- _Stated task_:
Copy out all the lines where "zostało" shows up.

## Begin

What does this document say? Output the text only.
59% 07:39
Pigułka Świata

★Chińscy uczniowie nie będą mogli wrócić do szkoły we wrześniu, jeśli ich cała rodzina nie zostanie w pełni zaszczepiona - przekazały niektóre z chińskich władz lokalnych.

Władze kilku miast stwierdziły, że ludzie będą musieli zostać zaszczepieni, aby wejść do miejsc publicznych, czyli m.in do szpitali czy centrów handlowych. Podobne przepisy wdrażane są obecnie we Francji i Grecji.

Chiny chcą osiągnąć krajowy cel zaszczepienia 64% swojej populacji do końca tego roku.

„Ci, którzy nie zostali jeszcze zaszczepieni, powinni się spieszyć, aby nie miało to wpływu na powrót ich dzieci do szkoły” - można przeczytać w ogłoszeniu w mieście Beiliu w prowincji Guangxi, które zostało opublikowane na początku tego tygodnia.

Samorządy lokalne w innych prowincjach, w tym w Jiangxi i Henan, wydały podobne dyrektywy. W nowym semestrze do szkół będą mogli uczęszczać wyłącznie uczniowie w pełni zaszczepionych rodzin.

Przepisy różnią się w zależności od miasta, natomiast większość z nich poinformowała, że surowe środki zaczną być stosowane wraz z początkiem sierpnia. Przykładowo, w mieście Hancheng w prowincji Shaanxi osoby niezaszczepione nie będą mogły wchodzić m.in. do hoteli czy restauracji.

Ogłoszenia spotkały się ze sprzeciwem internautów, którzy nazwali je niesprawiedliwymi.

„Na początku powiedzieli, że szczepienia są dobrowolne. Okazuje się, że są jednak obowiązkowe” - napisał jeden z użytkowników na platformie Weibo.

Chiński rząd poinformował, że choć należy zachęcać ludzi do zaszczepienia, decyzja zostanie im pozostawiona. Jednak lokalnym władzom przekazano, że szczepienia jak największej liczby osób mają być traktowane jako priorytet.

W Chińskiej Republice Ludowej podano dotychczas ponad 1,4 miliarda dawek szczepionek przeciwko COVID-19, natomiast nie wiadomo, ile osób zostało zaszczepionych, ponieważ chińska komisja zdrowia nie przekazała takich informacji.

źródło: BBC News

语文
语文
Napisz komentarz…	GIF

## End

- _Full solution_:
„Ci, którzy nie zostali jeszcze zaszczepieni, powinni się spieszyć, aby nie miało to wpływu na powrót ich dzieci do szkoły” - można przeczytać w ogłoszeniu w mieście Beiliu w prowincji Guangxi, które zostało opublikowane na początku tego tygodnia.
W Chińskiej Republice Ludowej podano dotychczas ponad 1,4 miliarda dawek szczepionek przeciwko COVID-19, natomiast nie wiadomo, ile osób zostało zaszczepionych, ponieważ chińska komisja zdrowia nie przekazała takich informacji.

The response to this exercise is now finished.